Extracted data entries

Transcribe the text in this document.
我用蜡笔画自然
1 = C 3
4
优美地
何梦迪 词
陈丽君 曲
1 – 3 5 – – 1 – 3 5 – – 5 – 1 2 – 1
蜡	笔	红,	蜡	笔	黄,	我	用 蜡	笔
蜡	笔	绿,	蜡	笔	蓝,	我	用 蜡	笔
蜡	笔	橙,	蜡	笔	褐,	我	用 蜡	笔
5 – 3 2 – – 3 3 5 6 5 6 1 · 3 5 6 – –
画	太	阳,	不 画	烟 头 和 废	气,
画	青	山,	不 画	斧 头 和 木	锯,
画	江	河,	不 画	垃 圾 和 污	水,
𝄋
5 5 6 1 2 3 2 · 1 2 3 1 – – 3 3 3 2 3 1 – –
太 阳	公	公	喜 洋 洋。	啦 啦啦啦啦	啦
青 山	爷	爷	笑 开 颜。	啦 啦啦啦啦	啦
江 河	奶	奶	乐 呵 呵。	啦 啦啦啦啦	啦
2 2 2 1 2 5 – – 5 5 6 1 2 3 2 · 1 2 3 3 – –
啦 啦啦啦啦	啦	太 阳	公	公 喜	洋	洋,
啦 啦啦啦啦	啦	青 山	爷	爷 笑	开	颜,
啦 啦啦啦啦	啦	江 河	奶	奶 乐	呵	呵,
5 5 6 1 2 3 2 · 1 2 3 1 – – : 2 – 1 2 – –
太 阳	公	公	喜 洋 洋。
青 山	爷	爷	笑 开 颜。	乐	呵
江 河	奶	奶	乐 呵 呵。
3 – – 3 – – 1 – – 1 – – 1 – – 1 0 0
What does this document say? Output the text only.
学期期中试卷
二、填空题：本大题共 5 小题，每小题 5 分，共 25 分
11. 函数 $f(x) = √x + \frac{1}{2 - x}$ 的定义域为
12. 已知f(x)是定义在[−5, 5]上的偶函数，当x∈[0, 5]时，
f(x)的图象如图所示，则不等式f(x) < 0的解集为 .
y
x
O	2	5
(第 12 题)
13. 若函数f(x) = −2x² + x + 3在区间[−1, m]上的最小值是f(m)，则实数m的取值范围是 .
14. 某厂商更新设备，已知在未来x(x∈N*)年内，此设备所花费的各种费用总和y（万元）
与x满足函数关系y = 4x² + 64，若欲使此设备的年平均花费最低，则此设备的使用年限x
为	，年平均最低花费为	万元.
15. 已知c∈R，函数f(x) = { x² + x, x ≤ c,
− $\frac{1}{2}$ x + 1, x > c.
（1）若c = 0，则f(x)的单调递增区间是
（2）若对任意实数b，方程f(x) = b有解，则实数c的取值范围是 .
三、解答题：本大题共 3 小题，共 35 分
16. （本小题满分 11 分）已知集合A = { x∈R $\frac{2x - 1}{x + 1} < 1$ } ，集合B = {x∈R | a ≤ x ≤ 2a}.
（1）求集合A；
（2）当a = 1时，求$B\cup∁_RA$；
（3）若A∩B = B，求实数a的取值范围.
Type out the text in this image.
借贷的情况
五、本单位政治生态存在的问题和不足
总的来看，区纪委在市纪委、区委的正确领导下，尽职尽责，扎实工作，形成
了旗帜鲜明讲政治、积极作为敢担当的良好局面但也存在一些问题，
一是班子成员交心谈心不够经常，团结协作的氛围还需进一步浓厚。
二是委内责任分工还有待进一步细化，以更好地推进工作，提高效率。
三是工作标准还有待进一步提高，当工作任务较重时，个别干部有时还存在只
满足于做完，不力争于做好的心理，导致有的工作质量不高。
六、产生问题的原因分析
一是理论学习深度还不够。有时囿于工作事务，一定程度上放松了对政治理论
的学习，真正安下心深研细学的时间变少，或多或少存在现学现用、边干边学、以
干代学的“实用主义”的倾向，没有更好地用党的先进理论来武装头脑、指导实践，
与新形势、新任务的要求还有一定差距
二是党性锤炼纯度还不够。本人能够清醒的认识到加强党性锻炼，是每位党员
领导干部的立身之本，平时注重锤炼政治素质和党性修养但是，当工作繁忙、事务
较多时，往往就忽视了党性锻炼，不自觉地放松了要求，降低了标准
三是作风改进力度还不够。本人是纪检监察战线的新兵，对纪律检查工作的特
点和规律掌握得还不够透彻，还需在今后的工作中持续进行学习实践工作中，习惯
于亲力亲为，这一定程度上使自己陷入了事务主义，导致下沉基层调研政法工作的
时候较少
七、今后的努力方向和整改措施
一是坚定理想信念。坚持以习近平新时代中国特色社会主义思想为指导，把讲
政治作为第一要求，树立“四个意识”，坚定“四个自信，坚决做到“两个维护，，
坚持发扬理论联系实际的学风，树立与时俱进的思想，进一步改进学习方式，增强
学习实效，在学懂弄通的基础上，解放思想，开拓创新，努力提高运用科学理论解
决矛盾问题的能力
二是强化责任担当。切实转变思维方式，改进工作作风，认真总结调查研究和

The problem:
Gather from the data above every line with the string "本大题共".

Solution for this exercise:
二、填空题：本大题共 5 小题，每小题 5 分，共 25 分
三、解答题：本大题共 3 小题，共 35 分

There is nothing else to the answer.